* **Extracted material**:
::::

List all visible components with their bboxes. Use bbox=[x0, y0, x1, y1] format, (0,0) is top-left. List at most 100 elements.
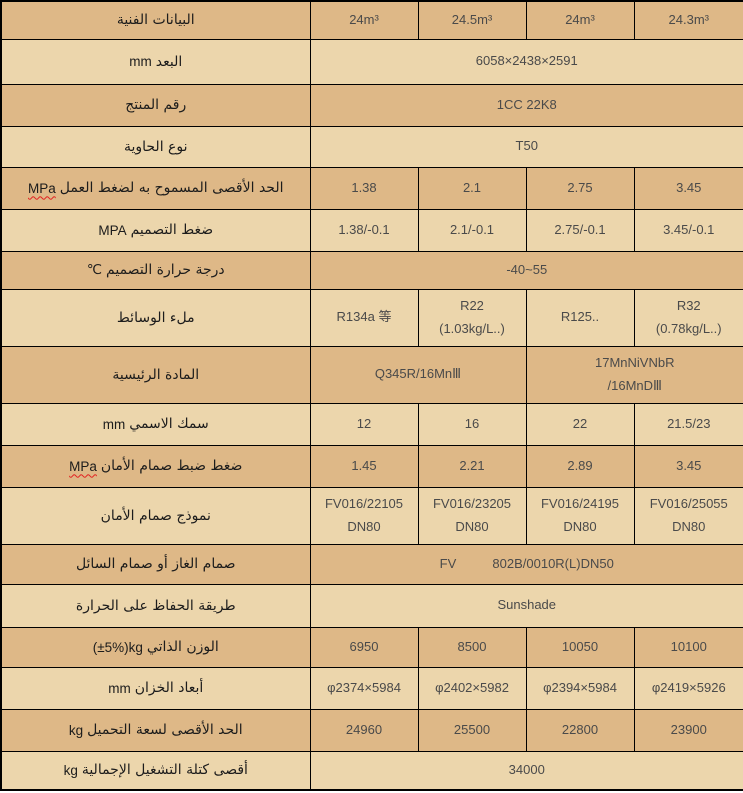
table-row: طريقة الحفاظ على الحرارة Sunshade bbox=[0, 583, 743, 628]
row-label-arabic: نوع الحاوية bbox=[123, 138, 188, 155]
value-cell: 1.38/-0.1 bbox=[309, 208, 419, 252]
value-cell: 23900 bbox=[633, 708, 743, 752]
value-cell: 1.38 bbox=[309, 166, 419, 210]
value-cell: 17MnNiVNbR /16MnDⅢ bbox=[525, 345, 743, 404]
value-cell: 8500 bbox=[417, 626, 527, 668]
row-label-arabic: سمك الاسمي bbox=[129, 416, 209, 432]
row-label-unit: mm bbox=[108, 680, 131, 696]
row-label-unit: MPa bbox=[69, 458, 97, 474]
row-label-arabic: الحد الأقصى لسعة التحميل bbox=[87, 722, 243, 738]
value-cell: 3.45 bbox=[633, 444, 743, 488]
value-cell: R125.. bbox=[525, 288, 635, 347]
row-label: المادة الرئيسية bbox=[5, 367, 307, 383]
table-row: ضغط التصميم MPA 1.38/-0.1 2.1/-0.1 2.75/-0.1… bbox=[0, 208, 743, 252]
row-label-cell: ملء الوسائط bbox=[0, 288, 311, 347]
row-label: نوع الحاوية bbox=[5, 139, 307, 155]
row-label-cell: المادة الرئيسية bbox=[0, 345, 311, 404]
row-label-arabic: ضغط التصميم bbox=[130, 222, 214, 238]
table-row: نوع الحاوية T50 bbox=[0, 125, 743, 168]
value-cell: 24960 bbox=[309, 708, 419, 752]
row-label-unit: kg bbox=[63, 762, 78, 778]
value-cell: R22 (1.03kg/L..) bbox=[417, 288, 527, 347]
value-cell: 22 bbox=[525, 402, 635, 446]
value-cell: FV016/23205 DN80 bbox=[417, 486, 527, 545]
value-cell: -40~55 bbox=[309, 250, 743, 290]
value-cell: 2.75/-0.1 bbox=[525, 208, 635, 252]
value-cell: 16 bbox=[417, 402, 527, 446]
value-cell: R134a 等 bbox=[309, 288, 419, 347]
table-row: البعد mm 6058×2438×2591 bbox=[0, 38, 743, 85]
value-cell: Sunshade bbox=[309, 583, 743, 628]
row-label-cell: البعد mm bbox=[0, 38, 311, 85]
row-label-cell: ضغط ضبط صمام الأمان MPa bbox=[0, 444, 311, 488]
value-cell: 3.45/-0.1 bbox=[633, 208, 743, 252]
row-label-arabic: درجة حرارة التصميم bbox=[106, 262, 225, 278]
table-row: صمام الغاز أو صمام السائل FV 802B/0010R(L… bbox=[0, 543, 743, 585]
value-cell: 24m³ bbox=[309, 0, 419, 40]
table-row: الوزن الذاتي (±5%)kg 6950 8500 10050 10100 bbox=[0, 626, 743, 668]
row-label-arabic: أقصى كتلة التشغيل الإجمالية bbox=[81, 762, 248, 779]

::::

* **Task prompt**: Reproduce the records from the line containing "table-row: طريقة الحفاظ" up to and including the line containing "value-cell: 22 bbox=[525, 402, 635, 446]", substituting "unit-label" for "row-label-unit" and leaving everything else unchanged.

* **Correct response**:
table-row: طريقة الحفاظ على الحرارة Sunshade bbox=[0, 583, 743, 628]
row-label-arabic: نوع الحاوية bbox=[123, 138, 188, 155]
value-cell: 1.38/-0.1 bbox=[309, 208, 419, 252]
value-cell: 23900 bbox=[633, 708, 743, 752]
value-cell: 1.38 bbox=[309, 166, 419, 210]
value-cell: 17MnNiVNbR /16MnDⅢ bbox=[525, 345, 743, 404]
value-cell: 8500 bbox=[417, 626, 527, 668]
row-label-arabic: سمك الاسمي bbox=[129, 416, 209, 432]
unit-label: mm bbox=[108, 680, 131, 696]
unit-label: MPa bbox=[69, 458, 97, 474]
row-label-arabic: الحد الأقصى لسعة التحميل bbox=[87, 722, 243, 738]
value-cell: 3.45 bbox=[633, 444, 743, 488]
value-cell: R125.. bbox=[525, 288, 635, 347]
row-label: المادة الرئيسية bbox=[5, 367, 307, 383]
table-row: ضغط التصميم MPA 1.38/-0.1 2.1/-0.1 2.75/-0.1… bbox=[0, 208, 743, 252]
row-label-cell: ملء الوسائط bbox=[0, 288, 311, 347]
row-label: نوع الحاوية bbox=[5, 139, 307, 155]
row-label-cell: المادة الرئيسية bbox=[0, 345, 311, 404]
row-label-arabic: ضغط التصميم bbox=[130, 222, 214, 238]
table-row: نوع الحاوية T50 bbox=[0, 125, 743, 168]
value-cell: 24960 bbox=[309, 708, 419, 752]
unit-label: kg bbox=[63, 762, 78, 778]
value-cell: R22 (1.03kg/L..) bbox=[417, 288, 527, 347]
value-cell: 22 bbox=[525, 402, 635, 446]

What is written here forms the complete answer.